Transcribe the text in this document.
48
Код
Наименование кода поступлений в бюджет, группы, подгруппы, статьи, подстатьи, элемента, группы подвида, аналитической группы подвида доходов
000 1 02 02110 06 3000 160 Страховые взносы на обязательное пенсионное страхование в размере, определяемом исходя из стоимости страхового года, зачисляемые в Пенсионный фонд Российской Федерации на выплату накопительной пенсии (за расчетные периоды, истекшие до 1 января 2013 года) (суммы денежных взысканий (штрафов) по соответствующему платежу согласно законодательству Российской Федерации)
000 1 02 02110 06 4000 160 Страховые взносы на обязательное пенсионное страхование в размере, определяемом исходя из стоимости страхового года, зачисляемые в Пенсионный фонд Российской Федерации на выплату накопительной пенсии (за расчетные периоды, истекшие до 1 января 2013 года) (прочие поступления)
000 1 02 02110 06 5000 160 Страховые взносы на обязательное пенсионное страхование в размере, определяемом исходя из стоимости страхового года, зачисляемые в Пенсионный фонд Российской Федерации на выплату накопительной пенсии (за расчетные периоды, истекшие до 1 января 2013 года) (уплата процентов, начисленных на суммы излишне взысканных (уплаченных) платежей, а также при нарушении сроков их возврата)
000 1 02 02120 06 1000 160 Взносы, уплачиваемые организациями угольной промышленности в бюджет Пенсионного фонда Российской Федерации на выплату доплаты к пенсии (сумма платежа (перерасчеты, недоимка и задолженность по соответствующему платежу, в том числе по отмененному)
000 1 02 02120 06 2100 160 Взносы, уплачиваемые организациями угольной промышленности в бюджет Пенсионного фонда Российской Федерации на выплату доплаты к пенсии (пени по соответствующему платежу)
* * *
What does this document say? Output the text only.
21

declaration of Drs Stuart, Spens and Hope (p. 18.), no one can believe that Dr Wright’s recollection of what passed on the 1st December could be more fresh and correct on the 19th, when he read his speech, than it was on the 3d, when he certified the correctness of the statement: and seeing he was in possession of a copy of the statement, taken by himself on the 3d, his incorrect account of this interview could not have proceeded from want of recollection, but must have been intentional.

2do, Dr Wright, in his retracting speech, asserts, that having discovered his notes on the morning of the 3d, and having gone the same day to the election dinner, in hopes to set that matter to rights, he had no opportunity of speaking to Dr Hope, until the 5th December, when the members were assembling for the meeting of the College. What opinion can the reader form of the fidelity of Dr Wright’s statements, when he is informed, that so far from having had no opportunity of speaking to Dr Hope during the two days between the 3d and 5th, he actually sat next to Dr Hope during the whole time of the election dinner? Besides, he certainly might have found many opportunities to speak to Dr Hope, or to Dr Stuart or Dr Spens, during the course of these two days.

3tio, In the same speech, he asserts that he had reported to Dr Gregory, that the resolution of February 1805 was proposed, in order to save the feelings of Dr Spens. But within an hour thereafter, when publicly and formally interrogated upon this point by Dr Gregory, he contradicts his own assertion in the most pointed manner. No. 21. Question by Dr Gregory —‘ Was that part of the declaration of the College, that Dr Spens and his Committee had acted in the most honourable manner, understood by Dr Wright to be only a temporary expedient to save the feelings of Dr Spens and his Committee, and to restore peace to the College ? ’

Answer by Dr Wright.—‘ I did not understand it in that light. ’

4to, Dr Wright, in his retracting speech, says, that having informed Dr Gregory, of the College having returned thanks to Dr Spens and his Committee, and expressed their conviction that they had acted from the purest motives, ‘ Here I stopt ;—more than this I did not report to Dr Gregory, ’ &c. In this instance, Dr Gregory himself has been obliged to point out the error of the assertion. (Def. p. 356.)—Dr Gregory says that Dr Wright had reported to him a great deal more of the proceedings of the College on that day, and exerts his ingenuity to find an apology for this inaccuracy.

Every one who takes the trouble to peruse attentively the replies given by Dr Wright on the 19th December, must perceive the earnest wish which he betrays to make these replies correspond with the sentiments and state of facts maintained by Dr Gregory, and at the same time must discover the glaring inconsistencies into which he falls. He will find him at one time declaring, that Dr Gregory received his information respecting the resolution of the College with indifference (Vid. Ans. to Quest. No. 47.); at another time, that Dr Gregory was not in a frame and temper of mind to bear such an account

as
...
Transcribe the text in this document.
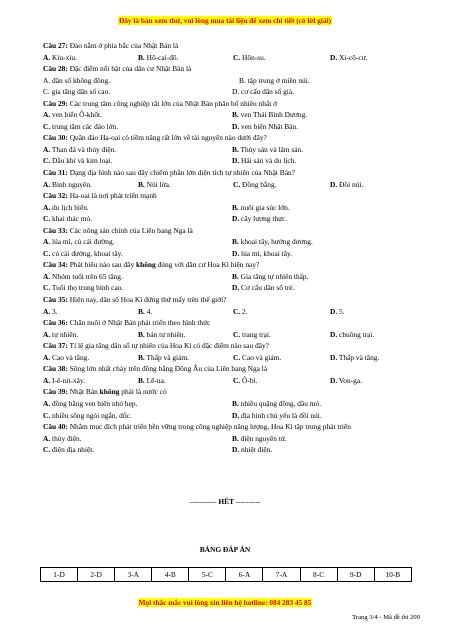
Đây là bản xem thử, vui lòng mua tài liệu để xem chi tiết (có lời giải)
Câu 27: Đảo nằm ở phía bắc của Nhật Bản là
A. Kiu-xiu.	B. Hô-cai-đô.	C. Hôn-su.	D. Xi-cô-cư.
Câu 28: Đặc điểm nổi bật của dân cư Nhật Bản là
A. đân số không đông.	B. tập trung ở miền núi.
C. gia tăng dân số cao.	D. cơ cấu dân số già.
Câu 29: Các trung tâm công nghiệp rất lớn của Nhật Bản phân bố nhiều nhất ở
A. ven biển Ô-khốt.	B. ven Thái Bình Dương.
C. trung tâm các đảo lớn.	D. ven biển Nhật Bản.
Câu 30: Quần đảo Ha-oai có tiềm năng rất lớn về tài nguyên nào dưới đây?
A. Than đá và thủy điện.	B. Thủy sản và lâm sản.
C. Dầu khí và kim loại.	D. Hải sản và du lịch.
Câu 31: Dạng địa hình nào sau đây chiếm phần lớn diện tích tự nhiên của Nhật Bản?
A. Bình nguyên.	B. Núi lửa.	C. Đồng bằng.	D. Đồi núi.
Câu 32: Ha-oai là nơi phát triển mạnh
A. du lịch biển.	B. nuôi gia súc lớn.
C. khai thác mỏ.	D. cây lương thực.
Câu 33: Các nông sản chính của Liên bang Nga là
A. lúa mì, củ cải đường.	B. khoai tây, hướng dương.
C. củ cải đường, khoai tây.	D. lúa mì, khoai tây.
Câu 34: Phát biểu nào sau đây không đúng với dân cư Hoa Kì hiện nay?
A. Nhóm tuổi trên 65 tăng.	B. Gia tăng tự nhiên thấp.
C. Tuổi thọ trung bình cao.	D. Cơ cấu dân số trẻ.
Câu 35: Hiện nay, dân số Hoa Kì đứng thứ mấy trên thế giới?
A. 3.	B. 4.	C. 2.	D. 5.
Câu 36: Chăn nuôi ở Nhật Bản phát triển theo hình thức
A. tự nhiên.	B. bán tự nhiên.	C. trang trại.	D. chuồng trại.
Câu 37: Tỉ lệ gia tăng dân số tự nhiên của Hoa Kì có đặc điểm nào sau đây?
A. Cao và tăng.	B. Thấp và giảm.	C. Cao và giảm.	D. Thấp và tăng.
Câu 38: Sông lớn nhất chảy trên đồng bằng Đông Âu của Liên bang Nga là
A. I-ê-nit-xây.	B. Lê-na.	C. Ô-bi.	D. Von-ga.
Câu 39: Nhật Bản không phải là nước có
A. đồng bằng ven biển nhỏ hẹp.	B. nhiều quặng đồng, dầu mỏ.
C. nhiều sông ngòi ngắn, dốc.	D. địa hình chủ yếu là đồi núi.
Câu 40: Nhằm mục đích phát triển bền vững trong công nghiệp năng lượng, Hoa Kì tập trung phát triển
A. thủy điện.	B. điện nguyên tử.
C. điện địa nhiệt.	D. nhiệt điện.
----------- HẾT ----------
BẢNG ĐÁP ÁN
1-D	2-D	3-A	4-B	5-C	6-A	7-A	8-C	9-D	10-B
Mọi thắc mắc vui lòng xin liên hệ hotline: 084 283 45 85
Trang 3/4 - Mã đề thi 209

=== Written task ===
Filter the records above for "thủy" and copy every matching line.

=== Full solution ===
A. Than đá và thủy điện.	B. Thủy sản và lâm sản.
A. thủy điện.	B. điện nguyên tử.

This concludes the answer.